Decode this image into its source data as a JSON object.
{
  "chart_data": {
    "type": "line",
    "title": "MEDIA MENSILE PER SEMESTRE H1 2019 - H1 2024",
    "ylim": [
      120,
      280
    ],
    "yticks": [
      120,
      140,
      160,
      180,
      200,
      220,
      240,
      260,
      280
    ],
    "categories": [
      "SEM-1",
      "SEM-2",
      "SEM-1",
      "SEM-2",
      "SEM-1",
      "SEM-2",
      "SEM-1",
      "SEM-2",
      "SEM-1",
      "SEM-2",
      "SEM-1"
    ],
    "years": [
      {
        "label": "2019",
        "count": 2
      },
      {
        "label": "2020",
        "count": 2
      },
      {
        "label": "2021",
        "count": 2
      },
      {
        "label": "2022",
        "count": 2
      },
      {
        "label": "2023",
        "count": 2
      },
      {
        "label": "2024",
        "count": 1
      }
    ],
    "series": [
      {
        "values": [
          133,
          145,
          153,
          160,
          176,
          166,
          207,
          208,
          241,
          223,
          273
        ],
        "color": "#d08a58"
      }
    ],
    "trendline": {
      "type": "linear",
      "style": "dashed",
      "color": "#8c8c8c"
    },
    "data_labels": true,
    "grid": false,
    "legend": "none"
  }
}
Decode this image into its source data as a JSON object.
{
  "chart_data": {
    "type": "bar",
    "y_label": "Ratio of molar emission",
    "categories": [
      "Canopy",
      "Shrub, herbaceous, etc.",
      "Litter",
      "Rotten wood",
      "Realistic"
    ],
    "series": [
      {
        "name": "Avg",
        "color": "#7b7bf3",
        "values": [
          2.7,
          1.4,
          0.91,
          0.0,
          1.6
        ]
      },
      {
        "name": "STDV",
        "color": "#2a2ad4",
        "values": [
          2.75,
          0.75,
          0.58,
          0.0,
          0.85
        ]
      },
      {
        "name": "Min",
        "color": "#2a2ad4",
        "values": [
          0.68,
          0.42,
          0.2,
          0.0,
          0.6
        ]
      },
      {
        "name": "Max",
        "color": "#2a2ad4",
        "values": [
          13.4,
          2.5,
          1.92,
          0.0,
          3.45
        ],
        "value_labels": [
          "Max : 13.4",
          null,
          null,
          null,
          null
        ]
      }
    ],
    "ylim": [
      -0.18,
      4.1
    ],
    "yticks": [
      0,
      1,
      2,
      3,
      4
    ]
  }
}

......

### Task directions
Repeat the data precisely, reproducing every entry.

### Written response
Decode this image into its source data as a JSON object.
{
  "chart_data": {
    "type": "line",
    "title": "MEDIA MENSILE PER SEMESTRE H1 2019 - H1 2024",
    "ylim": [
      120,
      280
    ],
    "yticks": [
      120,
      140,
      160,
      180,
      200,
      220,
      240,
      260,
      280
    ],
    "categories": [
      "SEM-1",
      "SEM-2",
      "SEM-1",
      "SEM-2",
      "SEM-1",
      "SEM-2",
      "SEM-1",
      "SEM-2",
      "SEM-1",
      "SEM-2",
      "SEM-1"
    ],
    "years": [
      {
        "label": "2019",
        "count": 2
      },
      {
        "label": "2020",
        "count": 2
      },
      {
        "label": "2021",
        "count": 2
      },
      {
        "label": "2022",
        "count": 2
      },
      {
        "label": "2023",
        "count": 2
      },
      {
        "label": "2024",
        "count": 1
      }
    ],
    "series": [
      {
        "values": [
          133,
          145,
          153,
          160,
          176,
          166,
          207,
          208,
          241,
          223,
          273
        ],
        "color": "#d08a58"
      }
    ],
    "trendline": {
      "type": "linear",
      "style": "dashed",
      "color": "#8c8c8c"
    },
    "data_labels": true,
    "grid": false,
    "legend": "none"
  }
}
Decode this image into its source data as a JSON object.
{
  "chart_data": {
    "type": "bar",
    "y_label": "Ratio of molar emission",
    "categories": [
      "Canopy",
      "Shrub, herbaceous, etc.",
      "Litter",
      "Rotten wood",
      "Realistic"
    ],
    "series": [
      {
        "name": "Avg",
        "color": "#7b7bf3",
        "values": [
          2.7,
          1.4,
          0.91,
          0.0,
          1.6
        ]
      },
      {
        "name": "STDV",
        "color": "#2a2ad4",
        "values": [
          2.75,
          0.75,
          0.58,
          0.0,
          0.85
        ]
      },
      {
        "name": "Min",
        "color": "#2a2ad4",
        "values": [
          0.68,
          0.42,
          0.2,
          0.0,
          0.6
        ]
      },
      {
        "name": "Max",
        "color": "#2a2ad4",
        "values": [
          13.4,
          2.5,
          1.92,
          0.0,
          3.45
        ],
        "value_labels": [
          "Max : 13.4",
          null,
          null,
          null,
          null
        ]
      }
    ],
    "ylim": [
      -0.18,
      4.1
    ],
    "yticks": [
      0,
      1,
      2,
      3,
      4
    ]
  }
}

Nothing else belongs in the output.